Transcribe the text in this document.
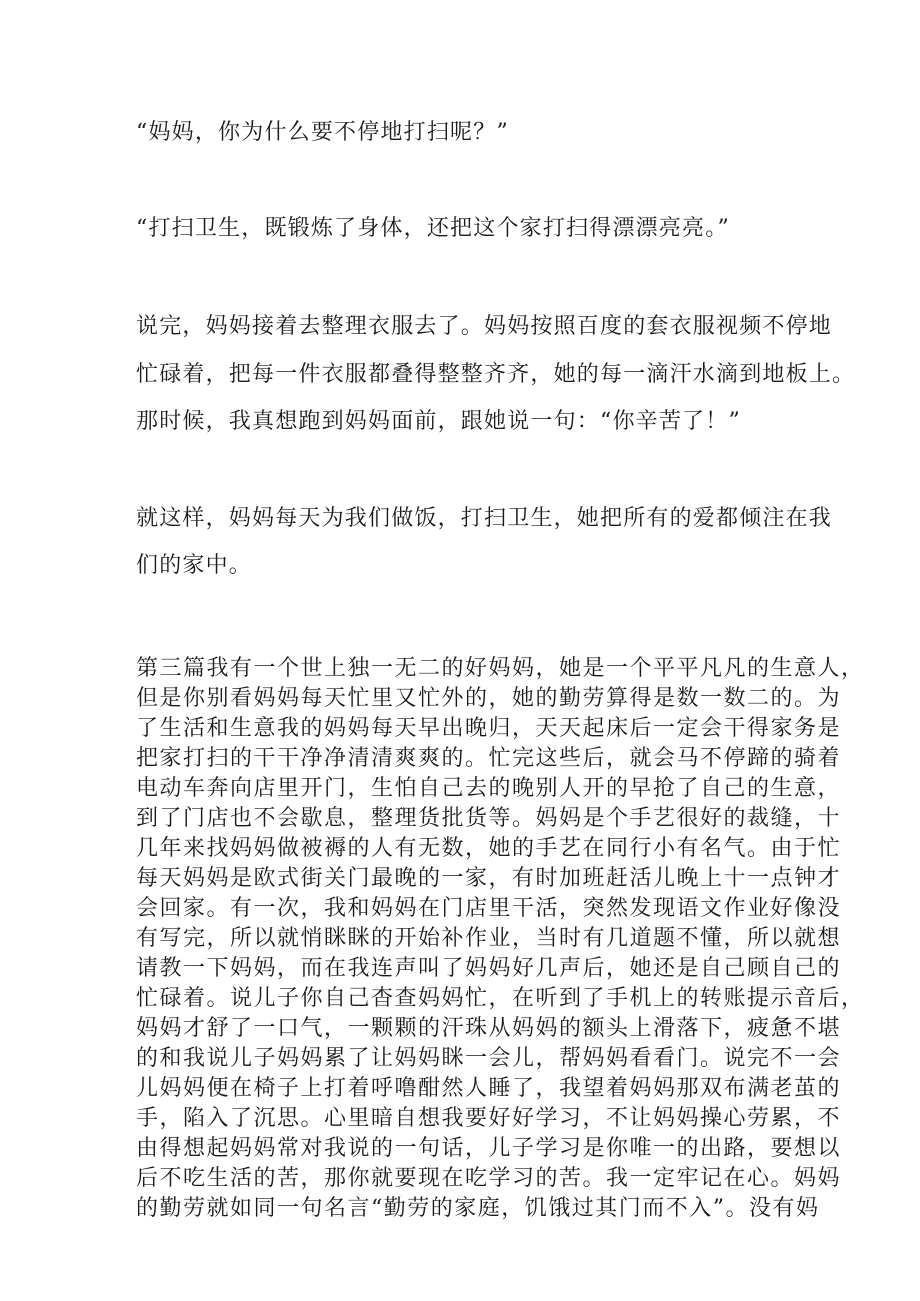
“妈妈，你为什么要不停地打扫呢？”
“打扫卫生，既锻炼了身体，还把这个家打扫得漂漂亮亮。”
说完，妈妈接着去整理衣服去了。妈妈按照百度的套衣服视频不停地
忙碌着，把每一件衣服都叠得整整齐齐，她的每一滴汗水滴到地板上。
那时候，我真想跑到妈妈面前，跟她说一句：“你辛苦了！”
就这样，妈妈每天为我们做饭，打扫卫生，她把所有的爱都倾注在我
们的家中。
第三篇我有一个世上独一无二的好妈妈，她是一个平平凡凡的生意人，
但是你别看妈妈每天忙里又忙外的，她的勤劳算得是数一数二的。为
了生活和生意我的妈妈每天早出晚归，天天起床后一定会干得家务是
把家打扫的干干净净清清爽爽的。忙完这些后，就会马不停蹄的骑着
电动车奔向店里开门，生怕自己去的晚别人开的早抢了自己的生意，
到了门店也不会歇息，整理货批货等。妈妈是个手艺很好的裁缝，十
几年来找妈妈做被褥的人有无数，她的手艺在同行小有名气。由于忙
每天妈妈是欧式街关门最晚的一家，有时加班赶活儿晚上十一点钟才
会回家。有一次，我和妈妈在门店里干活，突然发现语文作业好像没
有写完，所以就悄眯眯的开始补作业，当时有几道题不懂，所以就想
请教一下妈妈，而在我连声叫了妈妈好几声后，她还是自己顾自己的
忙碌着。说儿子你自己杳查妈妈忙，在听到了手机上的转账提示音后，
妈妈才舒了一口气，一颗颗的汗珠从妈妈的额头上滑落下，疲惫不堪
的和我说儿子妈妈累了让妈妈眯一会儿，帮妈妈看看门。说完不一会
儿妈妈便在椅子上打着呼噜酣然人睡了，我望着妈妈那双布满老茧的
手，陷入了沉思。心里暗自想我要好好学习，不让妈妈操心劳累，不
由得想起妈妈常对我说的一句话，儿子学习是你唯一的出路，要想以
后不吃生活的苦，那你就要现在吃学习的苦。我一定牢记在心。妈妈
的勤劳就如同一句名言“勤劳的家庭，饥饿过其门而不入”。没有妈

···

**GIVEN TASK**: Copy the records above exactly, leaving out every picture.

**THE OUTPUT**:
Transcribe the text in this document.
“妈妈，你为什么要不停地打扫呢？”
“打扫卫生，既锻炼了身体，还把这个家打扫得漂漂亮亮。”
说完，妈妈接着去整理衣服去了。妈妈按照百度的套衣服视频不停地
忙碌着，把每一件衣服都叠得整整齐齐，她的每一滴汗水滴到地板上。
那时候，我真想跑到妈妈面前，跟她说一句：“你辛苦了！”
就这样，妈妈每天为我们做饭，打扫卫生，她把所有的爱都倾注在我
们的家中。
第三篇我有一个世上独一无二的好妈妈，她是一个平平凡凡的生意人，
但是你别看妈妈每天忙里又忙外的，她的勤劳算得是数一数二的。为
了生活和生意我的妈妈每天早出晚归，天天起床后一定会干得家务是
把家打扫的干干净净清清爽爽的。忙完这些后，就会马不停蹄的骑着
电动车奔向店里开门，生怕自己去的晚别人开的早抢了自己的生意，
到了门店也不会歇息，整理货批货等。妈妈是个手艺很好的裁缝，十
几年来找妈妈做被褥的人有无数，她的手艺在同行小有名气。由于忙
每天妈妈是欧式街关门最晚的一家，有时加班赶活儿晚上十一点钟才
会回家。有一次，我和妈妈在门店里干活，突然发现语文作业好像没
有写完，所以就悄眯眯的开始补作业，当时有几道题不懂，所以就想
请教一下妈妈，而在我连声叫了妈妈好几声后，她还是自己顾自己的
忙碌着。说儿子你自己杳查妈妈忙，在听到了手机上的转账提示音后，
妈妈才舒了一口气，一颗颗的汗珠从妈妈的额头上滑落下，疲惫不堪
的和我说儿子妈妈累了让妈妈眯一会儿，帮妈妈看看门。说完不一会
儿妈妈便在椅子上打着呼噜酣然人睡了，我望着妈妈那双布满老茧的
手，陷入了沉思。心里暗自想我要好好学习，不让妈妈操心劳累，不
由得想起妈妈常对我说的一句话，儿子学习是你唯一的出路，要想以
后不吃生活的苦，那你就要现在吃学习的苦。我一定牢记在心。妈妈
的勤劳就如同一句名言“勤劳的家庭，饥饿过其门而不入”。没有妈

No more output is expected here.